___ Extracted records
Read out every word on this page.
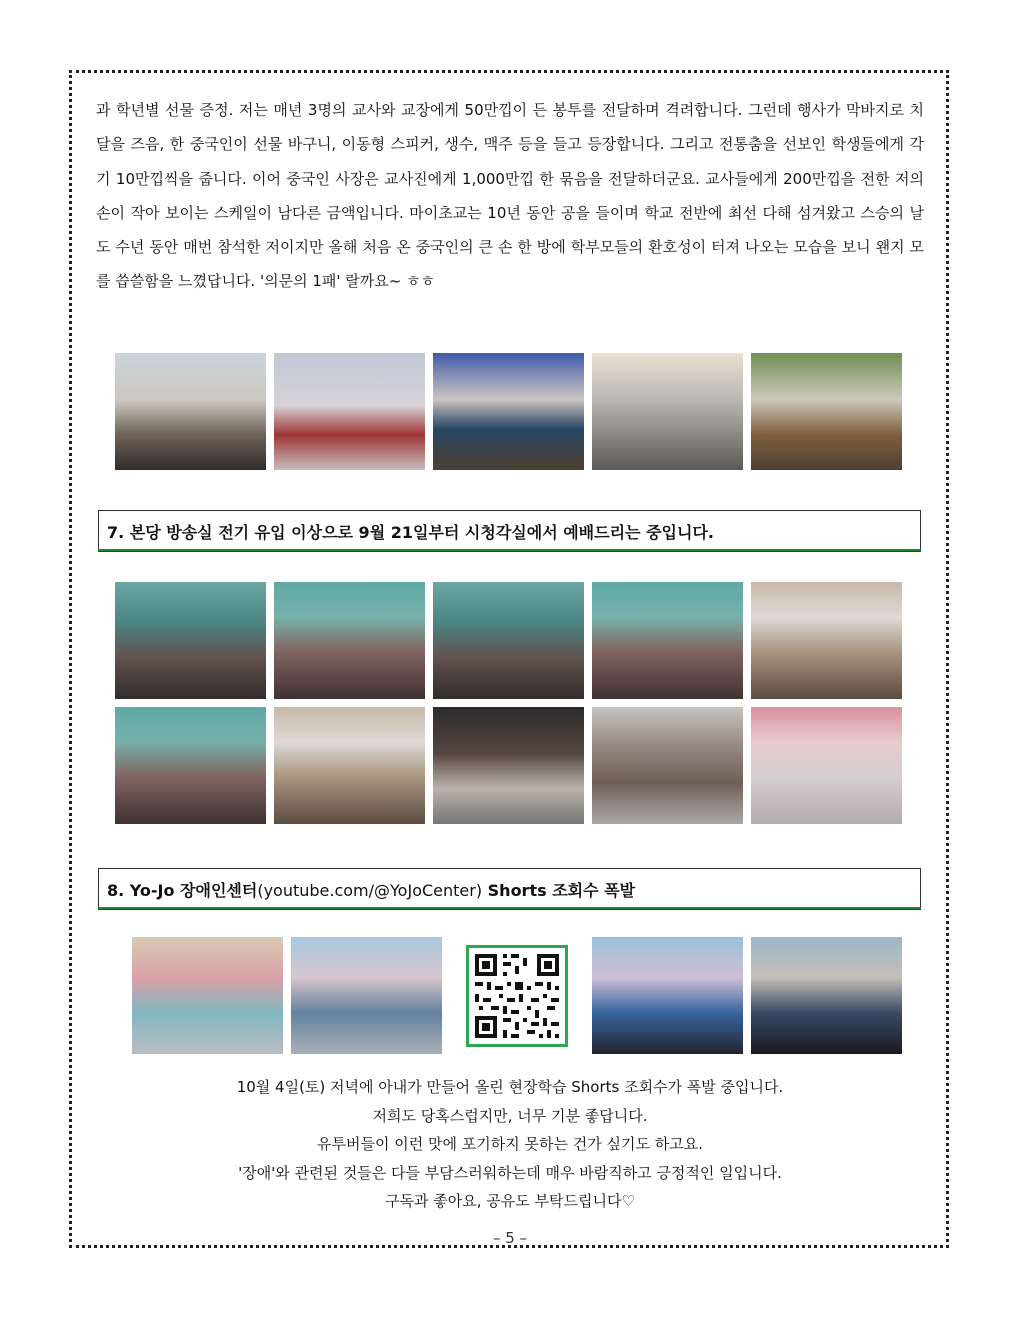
과 학년별 선물 증정. 저는 매년 3명의 교사와 교장에게 50만낍이 든 봉투를 전달하며 격려합니다. 그런데 행사가 막바지로 치달을 즈음, 한 중국인이 선물 바구니, 이동형 스피커, 생수, 맥주 등을 들고 등장합니다. 그리고 전통춤을 선보인 학생들에게 각기 10만낍씩을 줍니다. 이어 중국인 사장은 교사진에게 1,000만낍 한 묶음을 전달하더군요. 교사들에게 200만낍을 전한 저의 손이 작아 보이는 스케일이 남다른 금액입니다. 마이초교는 10년 동안 공을 들이며 학교 전반에 최선 다해 섬겨왔고 스승의 날도 수년 동안 매번 참석한 저이지만 올해 처음 온 중국인의 큰 손 한 방에 학부모들의 환호성이 터져 나오는 모습을 보니 왠지 모를 씁쓸함을 느꼈답니다. '의문의 1패' 랄까요~ ㅎㅎ

7. 본당 방송실 전기 유입 이상으로 9월 21일부터 시청각실에서 예배드리는 중입니다.
8. Yo-Jo 장애인센터(youtube.com/@YoJoCenter) Shorts 조회수 폭발
10월 4일(토) 저녁에 아내가 만들어 올린 현장학습 Shorts 조회수가 폭발 중입니다.
저희도 당혹스럽지만, 너무 기분 좋답니다.
유투버들이 이런 맛에 포기하지 못하는 건가 싶기도 하고요.
'장애'와 관련된 것들은 다들 부담스러워하는데 매우 바람직하고 긍정적인 일입니다.
구독과 좋아요, 공유도 부탁드립니다♡
– 5 –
______
▸ Work to complete
The records above need to be given again exactly. Omit the pictures.

▸ Result of this task
Read out every word on this page.
과 학년별 선물 증정. 저는 매년 3명의 교사와 교장에게 50만낍이 든 봉투를 전달하며 격려합니다. 그런데 행사가 막바지로 치달을 즈음, 한 중국인이 선물 바구니, 이동형 스피커, 생수, 맥주 등을 들고 등장합니다. 그리고 전통춤을 선보인 학생들에게 각기 10만낍씩을 줍니다. 이어 중국인 사장은 교사진에게 1,000만낍 한 묶음을 전달하더군요. 교사들에게 200만낍을 전한 저의 손이 작아 보이는 스케일이 남다른 금액입니다. 마이초교는 10년 동안 공을 들이며 학교 전반에 최선 다해 섬겨왔고 스승의 날도 수년 동안 매번 참석한 저이지만 올해 처음 온 중국인의 큰 손 한 방에 학부모들의 환호성이 터져 나오는 모습을 보니 왠지 모를 씁쓸함을 느꼈답니다. '의문의 1패' 랄까요~ ㅎㅎ

7. 본당 방송실 전기 유입 이상으로 9월 21일부터 시청각실에서 예배드리는 중입니다.
8. Yo-Jo 장애인센터(youtube.com/@YoJoCenter) Shorts 조회수 폭발
10월 4일(토) 저녁에 아내가 만들어 올린 현장학습 Shorts 조회수가 폭발 중입니다.
저희도 당혹스럽지만, 너무 기분 좋답니다.
유투버들이 이런 맛에 포기하지 못하는 건가 싶기도 하고요.
'장애'와 관련된 것들은 다들 부담스러워하는데 매우 바람직하고 긍정적인 일입니다.
구독과 좋아요, 공유도 부탁드립니다♡
– 5 –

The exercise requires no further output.